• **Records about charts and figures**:
START

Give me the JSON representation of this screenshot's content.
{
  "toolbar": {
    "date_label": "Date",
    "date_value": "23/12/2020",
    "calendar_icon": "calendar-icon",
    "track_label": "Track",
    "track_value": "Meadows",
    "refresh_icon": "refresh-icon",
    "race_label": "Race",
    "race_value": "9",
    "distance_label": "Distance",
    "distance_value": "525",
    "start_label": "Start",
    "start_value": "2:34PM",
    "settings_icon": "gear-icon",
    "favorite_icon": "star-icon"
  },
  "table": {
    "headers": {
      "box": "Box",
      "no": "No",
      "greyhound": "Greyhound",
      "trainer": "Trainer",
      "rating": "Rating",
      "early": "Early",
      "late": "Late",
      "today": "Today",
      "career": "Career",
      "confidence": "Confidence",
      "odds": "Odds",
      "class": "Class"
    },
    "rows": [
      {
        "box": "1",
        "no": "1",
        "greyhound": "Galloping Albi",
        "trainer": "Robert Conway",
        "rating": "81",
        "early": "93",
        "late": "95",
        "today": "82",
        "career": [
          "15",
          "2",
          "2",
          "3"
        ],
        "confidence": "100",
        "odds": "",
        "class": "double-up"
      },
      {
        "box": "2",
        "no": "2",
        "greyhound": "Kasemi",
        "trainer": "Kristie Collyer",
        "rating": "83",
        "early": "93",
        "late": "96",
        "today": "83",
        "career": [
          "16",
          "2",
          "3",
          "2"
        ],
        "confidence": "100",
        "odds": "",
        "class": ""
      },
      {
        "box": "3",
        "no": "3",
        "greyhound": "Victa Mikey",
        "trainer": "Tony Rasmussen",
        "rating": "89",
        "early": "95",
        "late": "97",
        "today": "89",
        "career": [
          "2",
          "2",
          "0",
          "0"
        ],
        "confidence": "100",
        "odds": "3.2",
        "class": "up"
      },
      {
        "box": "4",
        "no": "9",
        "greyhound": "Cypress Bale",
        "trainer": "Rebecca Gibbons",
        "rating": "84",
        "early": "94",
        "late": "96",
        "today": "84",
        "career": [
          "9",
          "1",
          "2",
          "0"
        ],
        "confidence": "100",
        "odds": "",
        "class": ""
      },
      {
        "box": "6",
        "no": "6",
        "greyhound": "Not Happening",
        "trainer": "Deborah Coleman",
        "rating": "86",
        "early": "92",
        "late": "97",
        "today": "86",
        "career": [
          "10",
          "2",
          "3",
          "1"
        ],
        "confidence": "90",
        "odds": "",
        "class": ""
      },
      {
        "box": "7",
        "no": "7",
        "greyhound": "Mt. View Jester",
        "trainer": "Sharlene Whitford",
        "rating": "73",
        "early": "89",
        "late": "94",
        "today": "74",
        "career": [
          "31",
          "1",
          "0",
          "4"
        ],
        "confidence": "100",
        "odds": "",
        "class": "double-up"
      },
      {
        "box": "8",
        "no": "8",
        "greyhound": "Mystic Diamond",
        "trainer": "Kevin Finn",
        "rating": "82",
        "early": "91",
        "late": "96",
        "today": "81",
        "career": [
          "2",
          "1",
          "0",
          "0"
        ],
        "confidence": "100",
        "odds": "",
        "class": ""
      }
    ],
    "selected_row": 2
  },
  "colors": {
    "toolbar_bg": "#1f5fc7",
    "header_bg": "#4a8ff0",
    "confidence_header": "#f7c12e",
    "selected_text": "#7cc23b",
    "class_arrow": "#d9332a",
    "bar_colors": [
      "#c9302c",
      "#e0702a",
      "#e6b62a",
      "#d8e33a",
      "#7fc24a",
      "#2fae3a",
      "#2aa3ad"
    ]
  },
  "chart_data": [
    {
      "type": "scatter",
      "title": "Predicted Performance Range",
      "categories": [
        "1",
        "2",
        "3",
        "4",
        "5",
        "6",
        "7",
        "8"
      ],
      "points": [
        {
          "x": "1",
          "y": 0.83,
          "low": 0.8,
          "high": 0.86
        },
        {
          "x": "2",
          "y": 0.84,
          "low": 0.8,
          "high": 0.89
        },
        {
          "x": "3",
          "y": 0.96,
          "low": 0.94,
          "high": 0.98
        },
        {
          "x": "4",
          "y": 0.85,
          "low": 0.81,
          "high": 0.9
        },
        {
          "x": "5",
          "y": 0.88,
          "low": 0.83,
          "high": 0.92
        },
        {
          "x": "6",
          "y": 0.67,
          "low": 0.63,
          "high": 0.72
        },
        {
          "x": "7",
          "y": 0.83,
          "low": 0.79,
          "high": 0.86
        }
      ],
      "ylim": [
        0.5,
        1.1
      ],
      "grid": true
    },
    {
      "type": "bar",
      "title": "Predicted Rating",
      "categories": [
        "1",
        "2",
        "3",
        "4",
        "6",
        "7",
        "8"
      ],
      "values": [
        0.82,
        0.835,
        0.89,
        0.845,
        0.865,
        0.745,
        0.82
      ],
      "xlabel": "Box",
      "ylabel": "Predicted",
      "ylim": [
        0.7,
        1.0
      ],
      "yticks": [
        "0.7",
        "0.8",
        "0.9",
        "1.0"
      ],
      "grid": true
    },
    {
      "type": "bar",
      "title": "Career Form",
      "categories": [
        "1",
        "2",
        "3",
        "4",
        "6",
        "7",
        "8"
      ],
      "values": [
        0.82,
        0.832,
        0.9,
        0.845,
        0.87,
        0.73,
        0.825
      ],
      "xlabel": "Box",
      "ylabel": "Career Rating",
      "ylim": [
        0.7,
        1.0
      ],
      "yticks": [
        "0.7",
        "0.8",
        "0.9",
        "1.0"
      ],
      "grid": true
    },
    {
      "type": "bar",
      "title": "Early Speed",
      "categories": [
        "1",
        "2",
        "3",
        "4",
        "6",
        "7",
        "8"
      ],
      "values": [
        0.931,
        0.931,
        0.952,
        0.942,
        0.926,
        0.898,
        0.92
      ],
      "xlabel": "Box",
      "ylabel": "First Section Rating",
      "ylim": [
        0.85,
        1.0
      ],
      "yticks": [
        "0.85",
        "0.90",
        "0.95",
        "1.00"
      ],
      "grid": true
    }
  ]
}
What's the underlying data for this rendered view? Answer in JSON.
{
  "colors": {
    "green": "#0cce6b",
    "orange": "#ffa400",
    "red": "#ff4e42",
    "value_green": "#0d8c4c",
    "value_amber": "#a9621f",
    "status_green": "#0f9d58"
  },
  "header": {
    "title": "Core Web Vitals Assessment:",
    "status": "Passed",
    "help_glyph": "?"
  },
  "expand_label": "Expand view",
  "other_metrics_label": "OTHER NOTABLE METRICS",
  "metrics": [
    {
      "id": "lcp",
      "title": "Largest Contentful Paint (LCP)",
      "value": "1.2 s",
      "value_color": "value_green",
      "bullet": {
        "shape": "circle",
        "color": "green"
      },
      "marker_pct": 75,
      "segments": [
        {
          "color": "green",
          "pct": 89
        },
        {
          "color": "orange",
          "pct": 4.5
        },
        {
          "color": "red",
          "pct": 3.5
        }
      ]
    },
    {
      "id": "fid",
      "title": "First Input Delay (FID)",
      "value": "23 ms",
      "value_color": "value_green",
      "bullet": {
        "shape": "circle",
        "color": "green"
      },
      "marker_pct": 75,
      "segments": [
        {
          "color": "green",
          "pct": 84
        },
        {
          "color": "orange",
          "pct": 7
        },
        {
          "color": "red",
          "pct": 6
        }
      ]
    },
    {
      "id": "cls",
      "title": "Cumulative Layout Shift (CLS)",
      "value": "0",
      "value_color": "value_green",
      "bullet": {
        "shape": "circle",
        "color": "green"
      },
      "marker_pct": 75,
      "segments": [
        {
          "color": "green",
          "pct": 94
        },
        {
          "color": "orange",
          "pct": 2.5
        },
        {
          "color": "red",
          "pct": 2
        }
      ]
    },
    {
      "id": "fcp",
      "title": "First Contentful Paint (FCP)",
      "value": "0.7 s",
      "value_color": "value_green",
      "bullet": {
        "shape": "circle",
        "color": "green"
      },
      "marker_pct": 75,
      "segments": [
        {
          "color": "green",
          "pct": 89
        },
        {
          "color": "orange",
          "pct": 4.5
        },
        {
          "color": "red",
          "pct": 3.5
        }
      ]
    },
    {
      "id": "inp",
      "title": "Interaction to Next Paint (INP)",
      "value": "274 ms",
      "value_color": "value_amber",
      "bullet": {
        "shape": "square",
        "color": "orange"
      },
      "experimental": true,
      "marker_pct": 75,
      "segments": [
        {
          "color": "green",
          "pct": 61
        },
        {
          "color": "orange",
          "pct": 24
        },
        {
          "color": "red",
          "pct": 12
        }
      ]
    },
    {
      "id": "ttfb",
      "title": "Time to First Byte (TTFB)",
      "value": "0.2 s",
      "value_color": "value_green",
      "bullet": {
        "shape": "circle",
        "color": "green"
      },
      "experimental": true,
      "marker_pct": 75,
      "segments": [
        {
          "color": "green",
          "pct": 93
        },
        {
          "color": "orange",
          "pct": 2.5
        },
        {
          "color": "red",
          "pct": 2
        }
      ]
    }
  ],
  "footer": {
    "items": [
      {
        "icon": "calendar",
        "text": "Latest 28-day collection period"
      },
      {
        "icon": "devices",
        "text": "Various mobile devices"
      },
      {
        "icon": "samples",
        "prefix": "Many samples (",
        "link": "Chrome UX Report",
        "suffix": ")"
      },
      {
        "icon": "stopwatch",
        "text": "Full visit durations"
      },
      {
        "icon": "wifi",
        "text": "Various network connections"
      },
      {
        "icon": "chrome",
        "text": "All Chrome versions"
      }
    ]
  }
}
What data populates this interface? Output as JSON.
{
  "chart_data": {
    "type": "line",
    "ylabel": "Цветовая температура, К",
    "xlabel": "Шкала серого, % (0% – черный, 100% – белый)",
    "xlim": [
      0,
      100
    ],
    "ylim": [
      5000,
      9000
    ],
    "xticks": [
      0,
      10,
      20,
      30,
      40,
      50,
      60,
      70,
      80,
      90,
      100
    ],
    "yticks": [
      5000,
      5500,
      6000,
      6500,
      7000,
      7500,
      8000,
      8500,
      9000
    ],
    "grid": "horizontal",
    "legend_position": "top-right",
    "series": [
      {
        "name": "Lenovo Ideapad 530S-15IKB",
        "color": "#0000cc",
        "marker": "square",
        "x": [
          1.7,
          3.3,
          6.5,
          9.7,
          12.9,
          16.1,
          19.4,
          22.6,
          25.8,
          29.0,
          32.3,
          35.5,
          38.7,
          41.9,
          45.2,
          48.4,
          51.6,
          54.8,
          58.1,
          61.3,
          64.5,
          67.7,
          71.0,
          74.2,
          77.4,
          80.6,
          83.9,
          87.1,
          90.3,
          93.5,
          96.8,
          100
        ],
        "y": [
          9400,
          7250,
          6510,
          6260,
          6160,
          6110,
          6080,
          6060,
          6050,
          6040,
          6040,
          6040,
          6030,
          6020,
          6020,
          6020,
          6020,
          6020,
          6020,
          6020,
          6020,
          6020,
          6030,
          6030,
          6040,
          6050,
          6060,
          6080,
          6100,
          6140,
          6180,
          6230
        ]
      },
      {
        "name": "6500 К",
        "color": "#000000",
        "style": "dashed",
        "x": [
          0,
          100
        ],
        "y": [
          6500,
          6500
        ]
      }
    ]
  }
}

END

• **Goal**: Return every line above that contains the word "high".

• **Response**:
          "high": 0.86
          "high": 0.89
          "high": 0.98
          "high": 0.9
          "high": 0.92
          "high": 0.72
          "high": 0.86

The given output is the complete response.